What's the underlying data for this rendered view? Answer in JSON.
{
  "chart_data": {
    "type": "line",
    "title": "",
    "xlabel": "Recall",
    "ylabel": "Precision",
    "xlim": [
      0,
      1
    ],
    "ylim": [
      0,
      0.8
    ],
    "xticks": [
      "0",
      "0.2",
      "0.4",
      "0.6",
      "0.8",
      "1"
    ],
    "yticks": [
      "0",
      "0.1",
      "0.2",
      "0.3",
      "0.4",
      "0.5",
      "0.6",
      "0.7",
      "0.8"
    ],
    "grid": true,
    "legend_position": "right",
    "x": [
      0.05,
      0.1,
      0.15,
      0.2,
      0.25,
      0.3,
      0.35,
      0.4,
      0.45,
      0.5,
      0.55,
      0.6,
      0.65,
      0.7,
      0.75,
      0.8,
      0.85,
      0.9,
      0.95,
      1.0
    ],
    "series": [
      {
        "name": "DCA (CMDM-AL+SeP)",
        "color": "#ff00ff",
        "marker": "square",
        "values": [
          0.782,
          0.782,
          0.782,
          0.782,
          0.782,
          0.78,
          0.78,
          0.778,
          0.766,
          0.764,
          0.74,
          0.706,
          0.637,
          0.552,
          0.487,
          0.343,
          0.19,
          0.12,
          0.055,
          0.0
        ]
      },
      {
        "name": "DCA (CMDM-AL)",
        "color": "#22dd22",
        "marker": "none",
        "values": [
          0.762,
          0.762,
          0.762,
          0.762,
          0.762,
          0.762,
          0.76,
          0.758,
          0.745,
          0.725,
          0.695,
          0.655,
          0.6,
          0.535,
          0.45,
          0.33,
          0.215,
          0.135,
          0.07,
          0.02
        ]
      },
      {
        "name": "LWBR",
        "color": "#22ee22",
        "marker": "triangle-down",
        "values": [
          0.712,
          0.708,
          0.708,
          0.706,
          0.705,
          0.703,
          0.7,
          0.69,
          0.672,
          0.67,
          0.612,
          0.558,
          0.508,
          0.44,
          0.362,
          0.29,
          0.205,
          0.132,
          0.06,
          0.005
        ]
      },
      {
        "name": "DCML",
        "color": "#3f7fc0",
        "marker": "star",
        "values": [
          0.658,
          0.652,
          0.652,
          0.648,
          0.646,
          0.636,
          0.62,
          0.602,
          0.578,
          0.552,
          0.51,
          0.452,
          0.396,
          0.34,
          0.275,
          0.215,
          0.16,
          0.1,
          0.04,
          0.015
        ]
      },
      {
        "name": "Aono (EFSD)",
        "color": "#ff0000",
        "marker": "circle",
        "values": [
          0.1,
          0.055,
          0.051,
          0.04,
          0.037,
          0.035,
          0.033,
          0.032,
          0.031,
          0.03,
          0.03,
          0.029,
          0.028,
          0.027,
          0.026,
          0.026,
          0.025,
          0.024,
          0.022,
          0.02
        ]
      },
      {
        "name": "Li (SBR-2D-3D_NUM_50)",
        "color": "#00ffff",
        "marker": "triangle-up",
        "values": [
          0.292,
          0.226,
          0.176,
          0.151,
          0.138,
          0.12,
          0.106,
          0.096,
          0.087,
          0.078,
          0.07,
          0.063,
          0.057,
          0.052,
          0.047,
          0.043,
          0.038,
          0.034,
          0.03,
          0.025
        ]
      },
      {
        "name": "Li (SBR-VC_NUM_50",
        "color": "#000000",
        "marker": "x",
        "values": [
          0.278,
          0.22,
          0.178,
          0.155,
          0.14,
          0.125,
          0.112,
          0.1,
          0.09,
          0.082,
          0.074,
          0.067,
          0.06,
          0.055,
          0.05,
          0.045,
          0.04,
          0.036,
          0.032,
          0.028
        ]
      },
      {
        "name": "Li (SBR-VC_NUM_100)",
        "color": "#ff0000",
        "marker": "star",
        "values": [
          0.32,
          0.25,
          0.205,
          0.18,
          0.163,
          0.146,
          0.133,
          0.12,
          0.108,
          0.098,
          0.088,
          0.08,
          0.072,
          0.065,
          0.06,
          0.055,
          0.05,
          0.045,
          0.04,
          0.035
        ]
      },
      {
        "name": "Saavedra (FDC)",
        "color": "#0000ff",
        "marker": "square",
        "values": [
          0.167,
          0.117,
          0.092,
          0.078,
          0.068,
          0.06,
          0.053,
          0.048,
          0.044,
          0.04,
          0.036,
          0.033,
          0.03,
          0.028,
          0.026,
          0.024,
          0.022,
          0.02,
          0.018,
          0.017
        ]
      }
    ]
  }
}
+++++
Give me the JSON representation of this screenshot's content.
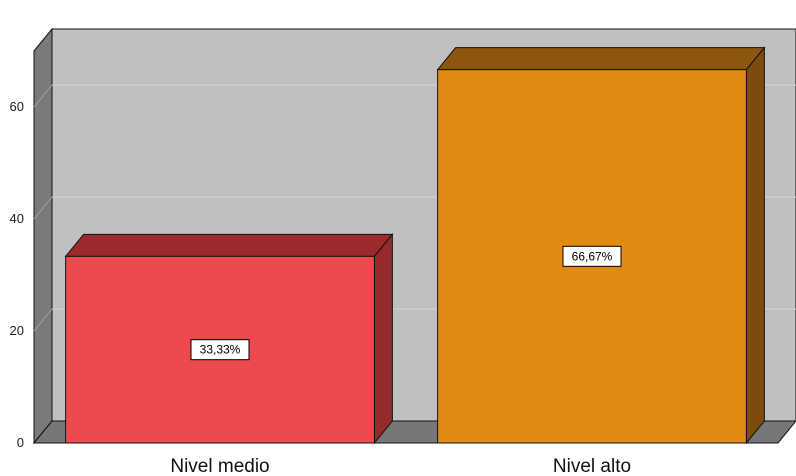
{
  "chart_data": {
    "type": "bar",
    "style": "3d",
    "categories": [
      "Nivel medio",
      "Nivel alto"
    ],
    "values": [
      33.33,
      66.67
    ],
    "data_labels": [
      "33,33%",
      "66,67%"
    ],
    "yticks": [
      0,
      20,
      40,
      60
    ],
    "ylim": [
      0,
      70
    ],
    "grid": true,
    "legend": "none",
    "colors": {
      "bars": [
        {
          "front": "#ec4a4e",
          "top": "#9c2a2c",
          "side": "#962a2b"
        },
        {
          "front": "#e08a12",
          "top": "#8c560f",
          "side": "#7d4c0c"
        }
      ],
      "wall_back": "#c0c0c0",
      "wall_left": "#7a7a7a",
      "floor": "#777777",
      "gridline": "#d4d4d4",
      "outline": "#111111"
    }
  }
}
+++++
STATED GOAL:
Find the lines with the string "JSON" and reproduce them.

RESULT BELOW:
What's the underlying data for this rendered view? Answer in JSON.
Give me the JSON representation of this screenshot's content.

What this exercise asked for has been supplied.